> WHAT IS REQUIRED
What lines in the records below contain the string "inflicted"? Copy every one.

---------- EXTRACTED ENTRIES

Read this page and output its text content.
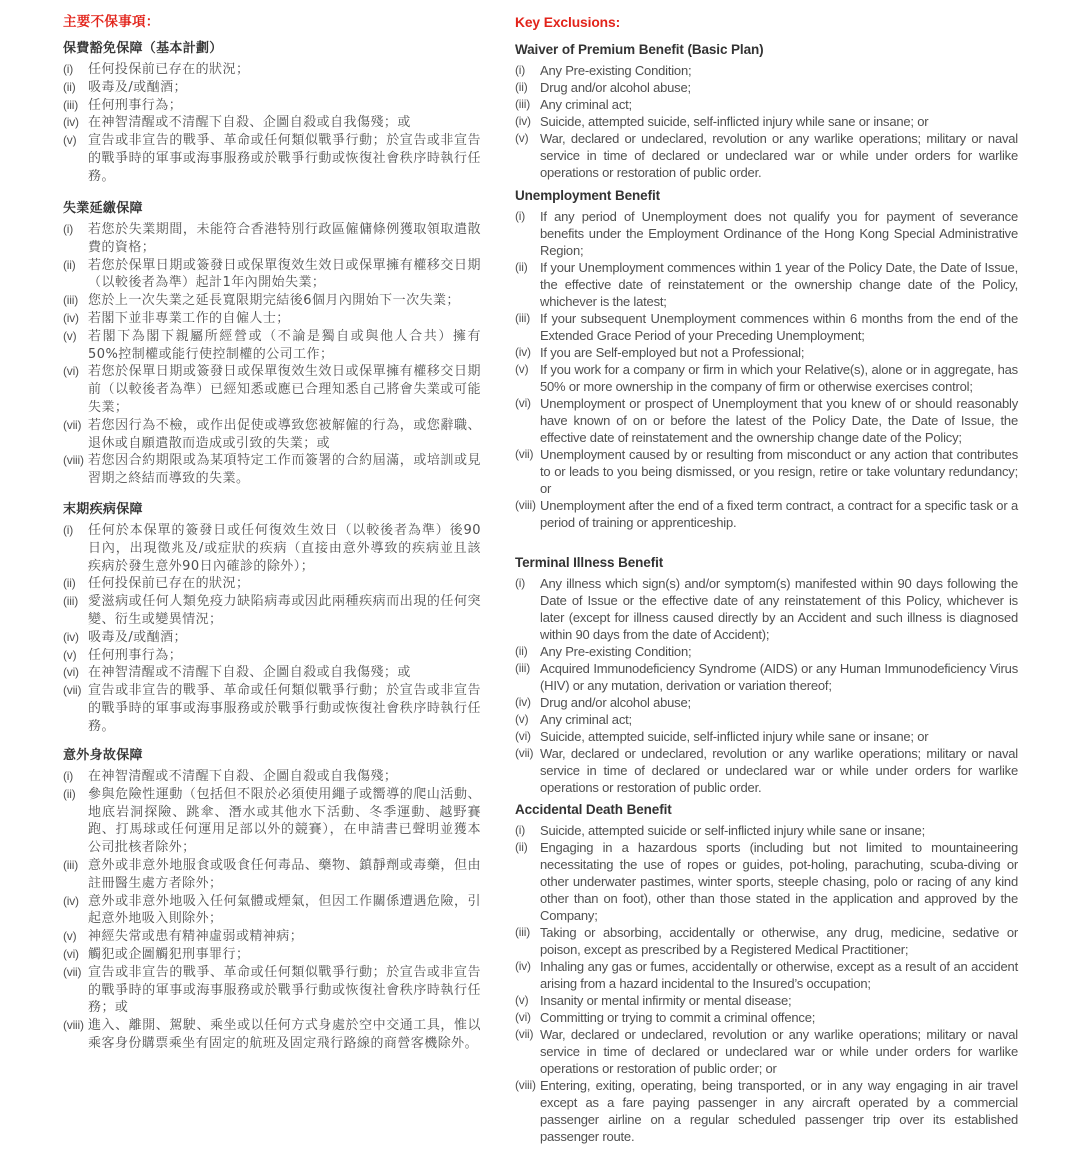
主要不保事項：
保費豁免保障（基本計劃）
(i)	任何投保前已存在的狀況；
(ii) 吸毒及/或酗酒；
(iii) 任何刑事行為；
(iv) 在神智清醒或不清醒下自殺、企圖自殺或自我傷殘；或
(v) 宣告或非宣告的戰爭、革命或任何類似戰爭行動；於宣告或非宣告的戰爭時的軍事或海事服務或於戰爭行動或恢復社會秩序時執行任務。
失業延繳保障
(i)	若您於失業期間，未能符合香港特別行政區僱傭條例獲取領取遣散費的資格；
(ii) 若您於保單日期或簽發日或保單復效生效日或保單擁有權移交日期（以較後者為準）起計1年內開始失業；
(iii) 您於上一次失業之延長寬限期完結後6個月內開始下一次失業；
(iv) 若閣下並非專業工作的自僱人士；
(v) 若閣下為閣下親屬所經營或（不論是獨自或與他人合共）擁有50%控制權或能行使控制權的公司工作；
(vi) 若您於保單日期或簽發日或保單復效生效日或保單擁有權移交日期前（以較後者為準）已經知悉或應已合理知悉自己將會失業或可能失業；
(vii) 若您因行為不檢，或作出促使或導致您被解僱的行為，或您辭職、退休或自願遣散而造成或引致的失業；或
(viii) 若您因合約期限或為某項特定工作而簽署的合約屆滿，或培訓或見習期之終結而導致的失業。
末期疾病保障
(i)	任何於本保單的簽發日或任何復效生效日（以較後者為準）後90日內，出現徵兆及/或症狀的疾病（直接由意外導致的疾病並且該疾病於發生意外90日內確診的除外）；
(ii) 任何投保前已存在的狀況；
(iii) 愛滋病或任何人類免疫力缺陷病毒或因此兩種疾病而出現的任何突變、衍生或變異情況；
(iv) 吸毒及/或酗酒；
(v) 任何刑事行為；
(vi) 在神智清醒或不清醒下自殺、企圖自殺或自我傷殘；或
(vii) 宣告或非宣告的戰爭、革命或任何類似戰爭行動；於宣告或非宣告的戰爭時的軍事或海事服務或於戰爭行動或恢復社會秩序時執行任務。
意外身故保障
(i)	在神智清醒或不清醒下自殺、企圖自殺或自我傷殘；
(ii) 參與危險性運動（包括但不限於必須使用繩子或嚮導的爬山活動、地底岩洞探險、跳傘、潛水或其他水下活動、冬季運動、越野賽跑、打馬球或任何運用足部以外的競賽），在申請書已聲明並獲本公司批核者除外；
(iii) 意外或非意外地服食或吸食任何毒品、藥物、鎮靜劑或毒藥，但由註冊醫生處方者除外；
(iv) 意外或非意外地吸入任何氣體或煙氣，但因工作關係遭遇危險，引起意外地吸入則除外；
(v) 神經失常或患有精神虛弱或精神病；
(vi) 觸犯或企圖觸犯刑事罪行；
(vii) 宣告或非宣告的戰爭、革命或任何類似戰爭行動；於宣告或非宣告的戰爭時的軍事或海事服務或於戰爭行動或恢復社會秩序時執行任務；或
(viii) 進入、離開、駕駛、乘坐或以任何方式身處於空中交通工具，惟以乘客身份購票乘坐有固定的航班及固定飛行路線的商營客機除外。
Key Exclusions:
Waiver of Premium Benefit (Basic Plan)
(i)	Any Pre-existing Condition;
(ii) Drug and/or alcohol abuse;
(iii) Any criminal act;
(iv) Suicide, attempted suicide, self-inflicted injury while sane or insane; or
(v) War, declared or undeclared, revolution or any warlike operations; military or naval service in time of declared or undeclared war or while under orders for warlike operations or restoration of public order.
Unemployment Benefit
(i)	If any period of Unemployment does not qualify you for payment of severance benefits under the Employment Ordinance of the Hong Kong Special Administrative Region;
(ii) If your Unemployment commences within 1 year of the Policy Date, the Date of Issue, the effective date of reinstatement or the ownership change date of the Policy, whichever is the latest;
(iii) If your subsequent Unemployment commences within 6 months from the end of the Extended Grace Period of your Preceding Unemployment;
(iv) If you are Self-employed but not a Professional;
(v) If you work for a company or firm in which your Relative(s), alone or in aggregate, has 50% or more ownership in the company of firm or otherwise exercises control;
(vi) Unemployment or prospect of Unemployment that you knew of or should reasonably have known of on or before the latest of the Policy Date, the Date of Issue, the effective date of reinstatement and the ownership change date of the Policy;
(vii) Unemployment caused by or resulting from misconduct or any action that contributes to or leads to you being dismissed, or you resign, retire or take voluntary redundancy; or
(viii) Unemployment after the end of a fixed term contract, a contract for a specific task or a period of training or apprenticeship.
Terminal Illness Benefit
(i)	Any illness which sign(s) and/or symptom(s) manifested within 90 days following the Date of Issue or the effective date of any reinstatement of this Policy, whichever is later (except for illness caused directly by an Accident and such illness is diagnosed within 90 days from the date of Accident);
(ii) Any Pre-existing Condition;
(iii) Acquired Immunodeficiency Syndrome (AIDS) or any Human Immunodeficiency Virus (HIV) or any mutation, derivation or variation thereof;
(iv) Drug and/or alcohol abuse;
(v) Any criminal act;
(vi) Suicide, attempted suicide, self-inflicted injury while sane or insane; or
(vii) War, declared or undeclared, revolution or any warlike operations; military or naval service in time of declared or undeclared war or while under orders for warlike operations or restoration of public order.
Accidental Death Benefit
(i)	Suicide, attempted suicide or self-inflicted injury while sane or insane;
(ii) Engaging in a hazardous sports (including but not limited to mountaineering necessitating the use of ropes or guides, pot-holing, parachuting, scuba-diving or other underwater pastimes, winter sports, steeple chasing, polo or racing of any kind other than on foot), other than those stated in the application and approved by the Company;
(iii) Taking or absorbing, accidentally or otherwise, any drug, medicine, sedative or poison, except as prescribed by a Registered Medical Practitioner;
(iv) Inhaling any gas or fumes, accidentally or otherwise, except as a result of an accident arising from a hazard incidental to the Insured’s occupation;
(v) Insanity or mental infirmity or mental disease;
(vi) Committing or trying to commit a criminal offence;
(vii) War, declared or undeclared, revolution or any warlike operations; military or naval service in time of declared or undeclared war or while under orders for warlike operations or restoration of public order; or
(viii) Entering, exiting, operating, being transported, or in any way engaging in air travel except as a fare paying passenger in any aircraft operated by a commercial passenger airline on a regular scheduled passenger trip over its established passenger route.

--------------------

> EXERCISE RESULT
(iv) Suicide, attempted suicide, self-inflicted injury while sane or insane; or
(vi) Suicide, attempted suicide, self-inflicted injury while sane or insane; or
(i)	Suicide, attempted suicide or self-inflicted injury while sane or insane;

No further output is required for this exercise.